Extract every line of the items below that contains the word "component", treating uppercase and lowercase letters as distinct.

--

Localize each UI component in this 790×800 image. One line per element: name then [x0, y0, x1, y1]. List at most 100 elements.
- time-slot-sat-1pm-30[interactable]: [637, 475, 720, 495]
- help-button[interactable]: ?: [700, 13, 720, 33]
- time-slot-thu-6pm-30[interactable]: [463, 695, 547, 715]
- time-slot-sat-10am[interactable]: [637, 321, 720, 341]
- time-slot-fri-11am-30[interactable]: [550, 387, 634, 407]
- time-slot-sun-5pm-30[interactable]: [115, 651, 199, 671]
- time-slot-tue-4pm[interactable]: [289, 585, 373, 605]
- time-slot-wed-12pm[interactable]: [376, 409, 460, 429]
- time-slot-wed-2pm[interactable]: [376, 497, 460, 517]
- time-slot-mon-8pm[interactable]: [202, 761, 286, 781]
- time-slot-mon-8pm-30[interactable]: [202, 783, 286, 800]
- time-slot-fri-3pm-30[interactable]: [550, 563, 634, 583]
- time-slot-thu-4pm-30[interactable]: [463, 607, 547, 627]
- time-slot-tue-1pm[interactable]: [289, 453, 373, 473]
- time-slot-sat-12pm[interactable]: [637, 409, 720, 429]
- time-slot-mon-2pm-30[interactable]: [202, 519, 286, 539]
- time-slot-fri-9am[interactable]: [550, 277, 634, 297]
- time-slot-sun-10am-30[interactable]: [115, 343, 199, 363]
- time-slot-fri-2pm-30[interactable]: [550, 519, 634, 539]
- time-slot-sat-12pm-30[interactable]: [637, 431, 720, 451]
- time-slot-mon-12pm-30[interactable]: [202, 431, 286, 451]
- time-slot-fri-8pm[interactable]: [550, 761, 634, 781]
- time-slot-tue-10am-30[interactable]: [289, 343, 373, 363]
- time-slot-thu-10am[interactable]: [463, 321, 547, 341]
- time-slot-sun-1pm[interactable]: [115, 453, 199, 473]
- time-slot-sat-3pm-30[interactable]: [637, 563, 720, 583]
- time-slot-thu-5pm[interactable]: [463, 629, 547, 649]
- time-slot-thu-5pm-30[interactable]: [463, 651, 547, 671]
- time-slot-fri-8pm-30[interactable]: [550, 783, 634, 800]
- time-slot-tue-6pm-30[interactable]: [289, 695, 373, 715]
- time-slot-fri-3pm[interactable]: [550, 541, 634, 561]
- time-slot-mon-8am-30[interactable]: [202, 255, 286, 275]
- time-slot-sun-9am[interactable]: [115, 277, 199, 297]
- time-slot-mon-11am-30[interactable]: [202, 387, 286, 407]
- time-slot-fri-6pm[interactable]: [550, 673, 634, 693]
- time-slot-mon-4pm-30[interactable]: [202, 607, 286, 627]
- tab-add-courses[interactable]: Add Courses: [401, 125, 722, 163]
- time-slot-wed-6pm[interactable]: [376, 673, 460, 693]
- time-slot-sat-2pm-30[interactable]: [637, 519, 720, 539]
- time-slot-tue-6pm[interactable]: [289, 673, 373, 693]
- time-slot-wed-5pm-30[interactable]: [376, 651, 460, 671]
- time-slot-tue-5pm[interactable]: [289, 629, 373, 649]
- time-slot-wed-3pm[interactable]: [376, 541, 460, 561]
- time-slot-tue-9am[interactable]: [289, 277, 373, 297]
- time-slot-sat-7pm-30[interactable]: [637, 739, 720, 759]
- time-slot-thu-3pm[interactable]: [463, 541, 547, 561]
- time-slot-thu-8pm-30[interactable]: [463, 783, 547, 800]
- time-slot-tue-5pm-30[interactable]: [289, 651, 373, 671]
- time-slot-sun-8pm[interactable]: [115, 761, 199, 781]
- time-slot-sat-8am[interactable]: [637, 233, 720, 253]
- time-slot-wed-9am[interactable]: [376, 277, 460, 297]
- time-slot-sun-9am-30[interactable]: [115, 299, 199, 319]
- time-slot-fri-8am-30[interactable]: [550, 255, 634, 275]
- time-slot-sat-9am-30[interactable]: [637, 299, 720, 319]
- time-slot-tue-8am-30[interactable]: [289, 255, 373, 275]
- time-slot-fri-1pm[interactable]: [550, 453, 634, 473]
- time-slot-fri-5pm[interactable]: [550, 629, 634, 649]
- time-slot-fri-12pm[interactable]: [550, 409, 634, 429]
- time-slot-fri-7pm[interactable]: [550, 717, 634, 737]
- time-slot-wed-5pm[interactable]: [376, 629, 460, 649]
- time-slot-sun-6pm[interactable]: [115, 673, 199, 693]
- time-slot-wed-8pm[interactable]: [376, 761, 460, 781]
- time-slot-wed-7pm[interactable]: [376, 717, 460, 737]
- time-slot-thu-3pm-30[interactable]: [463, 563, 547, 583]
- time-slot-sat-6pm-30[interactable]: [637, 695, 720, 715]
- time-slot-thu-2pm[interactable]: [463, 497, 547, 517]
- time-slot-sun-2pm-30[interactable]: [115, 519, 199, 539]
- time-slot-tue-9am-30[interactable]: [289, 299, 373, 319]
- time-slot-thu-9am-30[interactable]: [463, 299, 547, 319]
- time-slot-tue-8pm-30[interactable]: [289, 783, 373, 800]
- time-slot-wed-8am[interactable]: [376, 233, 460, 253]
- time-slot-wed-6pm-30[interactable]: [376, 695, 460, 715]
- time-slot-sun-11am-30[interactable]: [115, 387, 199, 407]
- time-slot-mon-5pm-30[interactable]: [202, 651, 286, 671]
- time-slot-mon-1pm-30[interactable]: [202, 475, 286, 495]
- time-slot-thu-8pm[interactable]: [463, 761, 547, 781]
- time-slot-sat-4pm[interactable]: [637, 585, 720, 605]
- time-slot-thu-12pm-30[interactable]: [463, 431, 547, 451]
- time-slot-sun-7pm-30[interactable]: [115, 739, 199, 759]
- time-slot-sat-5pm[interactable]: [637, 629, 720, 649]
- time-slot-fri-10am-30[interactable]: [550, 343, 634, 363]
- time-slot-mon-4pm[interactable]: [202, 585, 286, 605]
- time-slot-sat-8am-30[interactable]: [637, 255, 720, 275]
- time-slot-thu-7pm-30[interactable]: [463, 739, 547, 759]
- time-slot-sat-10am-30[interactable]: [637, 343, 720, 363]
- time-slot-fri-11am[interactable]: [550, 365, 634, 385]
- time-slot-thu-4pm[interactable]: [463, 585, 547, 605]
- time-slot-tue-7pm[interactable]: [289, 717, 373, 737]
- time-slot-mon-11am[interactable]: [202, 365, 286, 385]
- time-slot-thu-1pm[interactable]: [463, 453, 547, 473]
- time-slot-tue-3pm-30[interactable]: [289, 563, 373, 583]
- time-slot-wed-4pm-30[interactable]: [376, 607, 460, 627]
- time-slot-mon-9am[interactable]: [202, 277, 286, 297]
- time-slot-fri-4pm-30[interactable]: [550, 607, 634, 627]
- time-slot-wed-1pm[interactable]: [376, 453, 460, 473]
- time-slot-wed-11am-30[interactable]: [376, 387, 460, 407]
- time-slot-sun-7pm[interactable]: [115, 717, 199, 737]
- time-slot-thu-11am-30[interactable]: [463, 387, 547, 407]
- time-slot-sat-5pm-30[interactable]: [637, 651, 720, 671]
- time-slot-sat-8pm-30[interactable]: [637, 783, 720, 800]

--

SOLUTION TO THE EXERCISE:
Localize each UI component in this 790×800 image. One line per element: name then [x0, y0, x1, y1]. List at most 100 elements.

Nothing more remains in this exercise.